Records supplied –

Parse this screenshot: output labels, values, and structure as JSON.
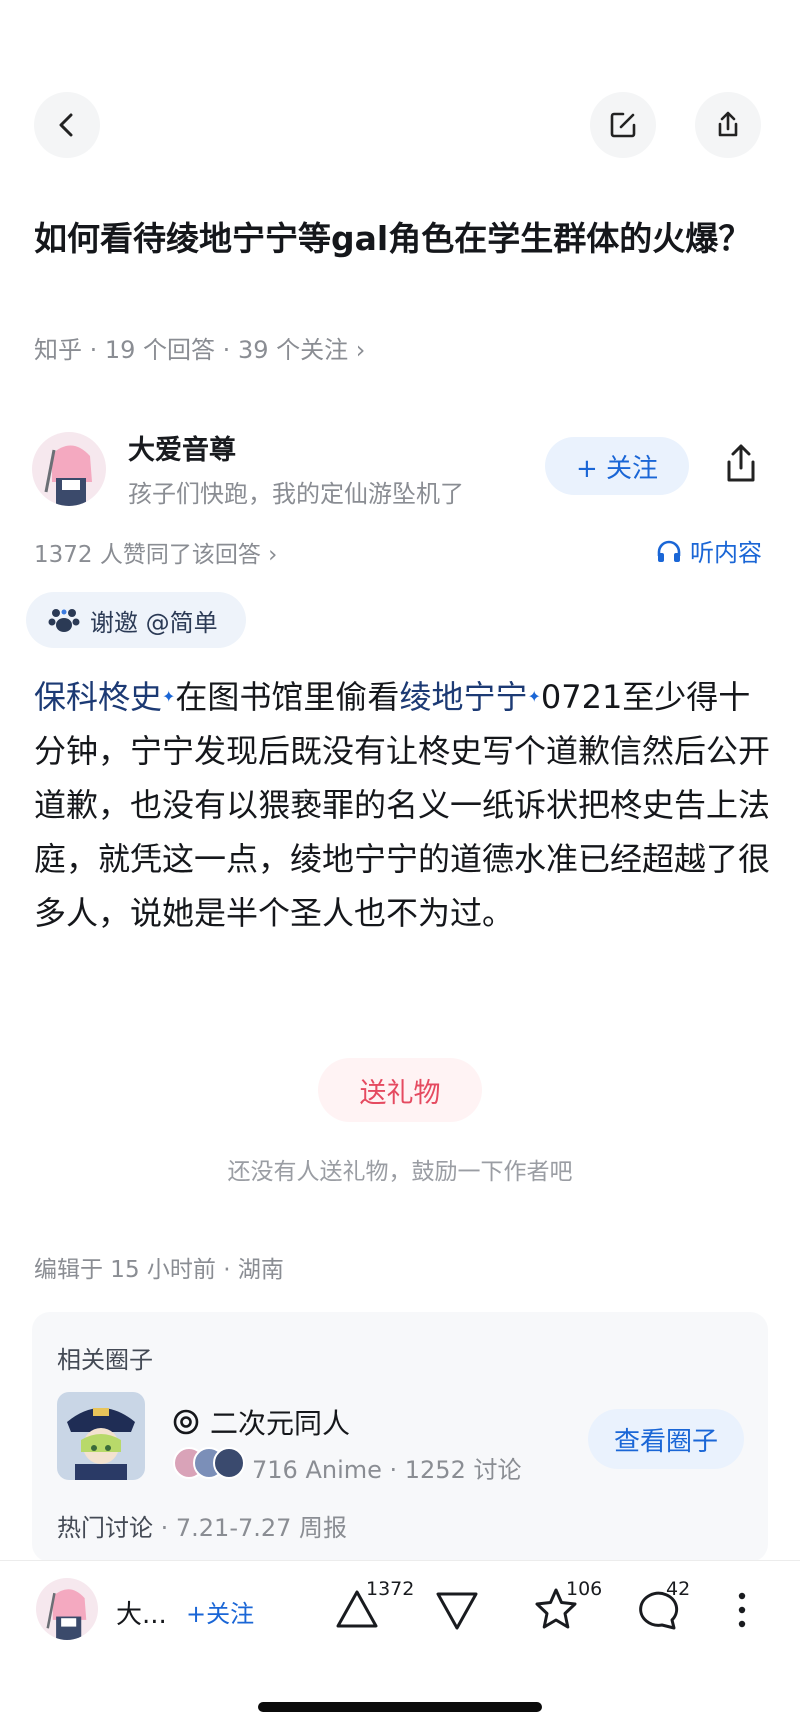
{
  "question": {
    "title": "如何看待绫地宁宁等gal角色在学生群体的火爆？",
    "meta": "知乎 · 19 个回答 · 39 个关注 ›"
  },
  "author": {
    "name": "大爱音尊",
    "signature": "孩子们快跑，我的定仙游坠机了",
    "follow_label": "+ 关注"
  },
  "answer": {
    "likes_line": "1372 人赞同了该回答 ›",
    "listen_label": "听内容",
    "invite_label": "谢邀 @简单",
    "link1": "保科柊史",
    "text1": "在图书馆里偷看",
    "link2": "绫地宁宁",
    "text2": "0721至少得十分钟，宁宁发现后既没有让柊史写个道歉信然后公开道歉，也没有以猥亵罪的名义一纸诉状把柊史告上法庭，就凭这一点，绫地宁宁的道德水准已经超越了很多人，说她是半个圣人也不为过。",
    "link_mark": "✦"
  },
  "gift": {
    "button_label": "送礼物",
    "hint": "还没有人送礼物，鼓励一下作者吧"
  },
  "edit_info": "编辑于 15 小时前 · 湖南",
  "related_circle": {
    "section_title": "相关圈子",
    "name": "二次元同人",
    "stats": "716 Anime · 1252 讨论",
    "view_label": "查看圈子",
    "hot_label": "热门讨论",
    "hot_detail": " · 7.21-7.27 周报"
  },
  "bottom_bar": {
    "author_short": "大...",
    "follow_label": "+关注",
    "upvote_count": "1372",
    "favorite_count": "106",
    "comment_count": "42"
  },
  "colors": {
    "accent": "#1a66d6",
    "gift": "#e54a60",
    "muted": "#8a8d93"
  },
  "icons": [
    "back-icon",
    "edit-icon",
    "share-icon",
    "plus-icon",
    "headphone-icon",
    "paw-icon",
    "circle-at-icon",
    "upvote-icon",
    "downvote-icon",
    "star-icon",
    "comment-icon",
    "more-icon"
  ]
}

Given exercise –
Will you set down the records word for word while leaving out every picture?

Task output –
Parse this screenshot: output labels, values, and structure as JSON.
{
  "question": {
    "title": "如何看待绫地宁宁等gal角色在学生群体的火爆？",
    "meta": "知乎 · 19 个回答 · 39 个关注 ›"
  },
  "author": {
    "name": "大爱音尊",
    "signature": "孩子们快跑，我的定仙游坠机了",
    "follow_label": "+ 关注"
  },
  "answer": {
    "likes_line": "1372 人赞同了该回答 ›",
    "listen_label": "听内容",
    "invite_label": "谢邀 @简单",
    "link1": "保科柊史",
    "text1": "在图书馆里偷看",
    "link2": "绫地宁宁",
    "text2": "0721至少得十分钟，宁宁发现后既没有让柊史写个道歉信然后公开道歉，也没有以猥亵罪的名义一纸诉状把柊史告上法庭，就凭这一点，绫地宁宁的道德水准已经超越了很多人，说她是半个圣人也不为过。",
    "link_mark": "✦"
  },
  "gift": {
    "button_label": "送礼物",
    "hint": "还没有人送礼物，鼓励一下作者吧"
  },
  "edit_info": "编辑于 15 小时前 · 湖南",
  "related_circle": {
    "section_title": "相关圈子",
    "name": "二次元同人",
    "stats": "716 Anime · 1252 讨论",
    "view_label": "查看圈子",
    "hot_label": "热门讨论",
    "hot_detail": " · 7.21-7.27 周报"
  },
  "bottom_bar": {
    "author_short": "大...",
    "follow_label": "+关注",
    "upvote_count": "1372",
    "favorite_count": "106",
    "comment_count": "42"
  },
  "colors": {
    "accent": "#1a66d6",
    "gift": "#e54a60",
    "muted": "#8a8d93"
  },
  "icons": [
    "back-icon",
    "edit-icon",
    "share-icon",
    "plus-icon",
    "headphone-icon",
    "paw-icon",
    "circle-at-icon",
    "upvote-icon",
    "downvote-icon",
    "star-icon",
    "comment-icon",
    "more-icon"
  ]
}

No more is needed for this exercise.